What the task asks: Put the lines from the one containing "tab-showcase-label: 示范秀 bbox=[269, 945, 306, 959]" up to and including the one containing "search-label: 搜索 bbox=[401, 66, 434, 85]" into a numbered list, leaving out any blank lines.

** START OF Extracted records **

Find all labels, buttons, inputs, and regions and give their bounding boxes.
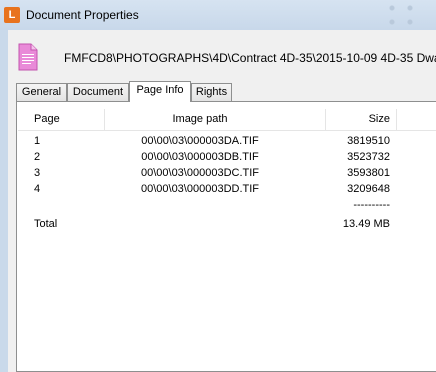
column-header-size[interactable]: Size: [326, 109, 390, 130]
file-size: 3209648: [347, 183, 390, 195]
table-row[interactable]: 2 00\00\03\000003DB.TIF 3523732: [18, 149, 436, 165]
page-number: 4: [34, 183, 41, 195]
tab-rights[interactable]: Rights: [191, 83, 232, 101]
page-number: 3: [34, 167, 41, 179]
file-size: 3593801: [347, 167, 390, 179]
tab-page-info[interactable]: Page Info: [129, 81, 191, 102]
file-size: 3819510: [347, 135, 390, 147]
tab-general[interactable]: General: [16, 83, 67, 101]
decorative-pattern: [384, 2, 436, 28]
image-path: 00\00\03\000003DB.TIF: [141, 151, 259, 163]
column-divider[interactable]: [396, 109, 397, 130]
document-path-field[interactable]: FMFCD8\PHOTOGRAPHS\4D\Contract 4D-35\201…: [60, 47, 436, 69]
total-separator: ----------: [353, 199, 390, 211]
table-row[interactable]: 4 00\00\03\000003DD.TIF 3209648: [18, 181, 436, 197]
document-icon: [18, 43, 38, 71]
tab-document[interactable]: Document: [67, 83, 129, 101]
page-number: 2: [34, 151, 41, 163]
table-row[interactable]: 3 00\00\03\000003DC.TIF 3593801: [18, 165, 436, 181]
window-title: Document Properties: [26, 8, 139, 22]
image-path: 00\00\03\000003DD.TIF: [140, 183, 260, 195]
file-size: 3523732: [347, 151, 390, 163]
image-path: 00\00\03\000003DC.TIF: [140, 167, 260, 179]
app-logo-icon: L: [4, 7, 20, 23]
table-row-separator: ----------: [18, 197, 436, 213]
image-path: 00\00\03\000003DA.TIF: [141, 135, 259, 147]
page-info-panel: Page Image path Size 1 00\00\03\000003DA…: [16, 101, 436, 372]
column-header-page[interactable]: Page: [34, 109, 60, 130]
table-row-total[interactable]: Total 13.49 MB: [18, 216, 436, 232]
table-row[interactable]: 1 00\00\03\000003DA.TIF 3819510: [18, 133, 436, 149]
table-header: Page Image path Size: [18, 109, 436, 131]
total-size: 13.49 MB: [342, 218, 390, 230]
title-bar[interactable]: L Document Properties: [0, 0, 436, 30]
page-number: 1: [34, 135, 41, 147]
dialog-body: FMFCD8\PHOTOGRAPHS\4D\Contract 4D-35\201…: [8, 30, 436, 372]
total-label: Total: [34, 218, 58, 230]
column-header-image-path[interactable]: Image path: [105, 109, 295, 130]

** END OF Extracted records **
** START OF Extracted records **

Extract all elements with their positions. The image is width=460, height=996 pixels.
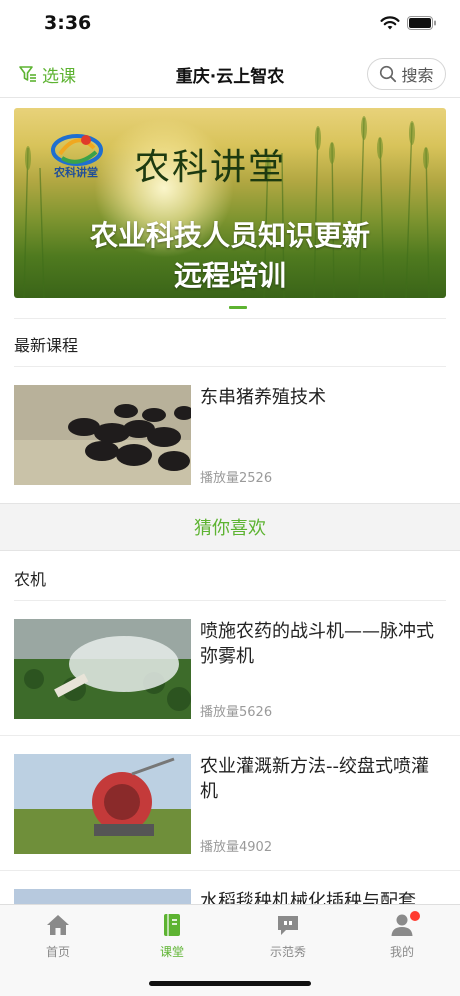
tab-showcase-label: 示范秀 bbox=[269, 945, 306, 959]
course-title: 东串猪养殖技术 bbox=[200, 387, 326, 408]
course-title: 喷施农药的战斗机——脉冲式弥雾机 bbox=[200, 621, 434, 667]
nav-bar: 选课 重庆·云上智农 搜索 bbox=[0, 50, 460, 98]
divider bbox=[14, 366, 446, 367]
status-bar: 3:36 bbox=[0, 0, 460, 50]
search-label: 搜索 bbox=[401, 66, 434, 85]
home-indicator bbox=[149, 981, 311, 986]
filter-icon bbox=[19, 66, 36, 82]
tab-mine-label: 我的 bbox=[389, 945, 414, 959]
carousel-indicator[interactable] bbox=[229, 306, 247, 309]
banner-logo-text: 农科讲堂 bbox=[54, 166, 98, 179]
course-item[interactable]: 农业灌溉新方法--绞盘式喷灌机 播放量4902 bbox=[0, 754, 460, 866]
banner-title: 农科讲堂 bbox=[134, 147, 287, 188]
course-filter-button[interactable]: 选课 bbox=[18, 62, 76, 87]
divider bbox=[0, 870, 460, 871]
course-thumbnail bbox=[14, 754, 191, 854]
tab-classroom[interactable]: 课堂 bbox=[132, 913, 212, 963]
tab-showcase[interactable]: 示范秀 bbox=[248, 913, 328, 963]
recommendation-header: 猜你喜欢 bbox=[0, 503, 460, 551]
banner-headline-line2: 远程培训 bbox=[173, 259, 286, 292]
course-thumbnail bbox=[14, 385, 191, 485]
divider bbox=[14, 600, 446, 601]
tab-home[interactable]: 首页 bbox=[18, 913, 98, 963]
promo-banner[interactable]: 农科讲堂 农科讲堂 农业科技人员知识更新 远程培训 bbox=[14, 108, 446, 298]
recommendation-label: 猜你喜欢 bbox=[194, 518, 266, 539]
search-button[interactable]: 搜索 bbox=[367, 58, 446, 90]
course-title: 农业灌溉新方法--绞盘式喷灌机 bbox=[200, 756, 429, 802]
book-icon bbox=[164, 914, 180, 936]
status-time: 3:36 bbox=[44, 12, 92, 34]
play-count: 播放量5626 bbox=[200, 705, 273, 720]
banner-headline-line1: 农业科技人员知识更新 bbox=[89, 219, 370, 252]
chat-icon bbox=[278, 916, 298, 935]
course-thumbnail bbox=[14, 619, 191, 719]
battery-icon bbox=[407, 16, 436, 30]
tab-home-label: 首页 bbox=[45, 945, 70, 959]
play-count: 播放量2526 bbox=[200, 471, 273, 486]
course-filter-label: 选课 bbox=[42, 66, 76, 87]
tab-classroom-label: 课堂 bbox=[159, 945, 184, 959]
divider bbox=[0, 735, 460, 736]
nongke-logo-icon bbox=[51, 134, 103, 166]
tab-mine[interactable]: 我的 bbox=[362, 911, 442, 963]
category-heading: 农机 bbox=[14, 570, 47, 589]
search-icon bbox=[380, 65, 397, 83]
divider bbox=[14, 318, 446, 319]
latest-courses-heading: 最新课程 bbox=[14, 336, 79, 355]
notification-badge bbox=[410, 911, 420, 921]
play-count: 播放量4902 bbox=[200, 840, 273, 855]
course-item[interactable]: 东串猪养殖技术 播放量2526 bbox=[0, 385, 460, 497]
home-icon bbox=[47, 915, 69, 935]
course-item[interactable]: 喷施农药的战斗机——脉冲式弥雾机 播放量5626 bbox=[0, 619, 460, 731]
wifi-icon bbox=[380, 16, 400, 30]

** END OF Extracted records **
** START OF Extracted records **

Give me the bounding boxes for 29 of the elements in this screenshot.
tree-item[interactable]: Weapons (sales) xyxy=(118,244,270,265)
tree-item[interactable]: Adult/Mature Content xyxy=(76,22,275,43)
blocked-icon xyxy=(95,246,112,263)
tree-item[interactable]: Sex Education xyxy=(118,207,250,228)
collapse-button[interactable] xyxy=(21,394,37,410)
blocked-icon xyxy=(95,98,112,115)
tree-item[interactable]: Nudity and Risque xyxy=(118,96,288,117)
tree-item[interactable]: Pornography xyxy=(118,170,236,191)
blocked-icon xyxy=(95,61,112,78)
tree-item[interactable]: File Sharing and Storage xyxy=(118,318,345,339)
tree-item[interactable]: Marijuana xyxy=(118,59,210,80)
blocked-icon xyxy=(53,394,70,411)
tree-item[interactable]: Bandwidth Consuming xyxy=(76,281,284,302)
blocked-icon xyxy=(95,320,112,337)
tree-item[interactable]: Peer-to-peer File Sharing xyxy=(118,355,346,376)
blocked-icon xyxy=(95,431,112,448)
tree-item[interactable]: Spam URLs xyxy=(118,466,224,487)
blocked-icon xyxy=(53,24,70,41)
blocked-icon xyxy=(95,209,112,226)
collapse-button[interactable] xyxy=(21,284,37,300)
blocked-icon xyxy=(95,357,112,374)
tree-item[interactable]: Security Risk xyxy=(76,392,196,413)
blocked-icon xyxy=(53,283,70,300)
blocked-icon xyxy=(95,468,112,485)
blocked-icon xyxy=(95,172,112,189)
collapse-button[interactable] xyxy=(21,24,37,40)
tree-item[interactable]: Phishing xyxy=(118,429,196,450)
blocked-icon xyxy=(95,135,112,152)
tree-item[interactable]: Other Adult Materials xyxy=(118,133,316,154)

** END OF Extracted records **

Task response:
1. tab-showcase-label: 示范秀 bbox=[269, 945, 306, 959]
2. course-title: 东串猪养殖技术 bbox=[200, 387, 326, 408]
3. course-title: 喷施农药的战斗机——脉冲式弥雾机 bbox=[200, 621, 434, 667]
4. nav-bar: 选课 重庆·云上智农 搜索 bbox=[0, 50, 460, 98]
5. divider bbox=[14, 366, 446, 367]
6. status-bar: 3:36 bbox=[0, 0, 460, 50]
7. search-label: 搜索 bbox=[401, 66, 434, 85]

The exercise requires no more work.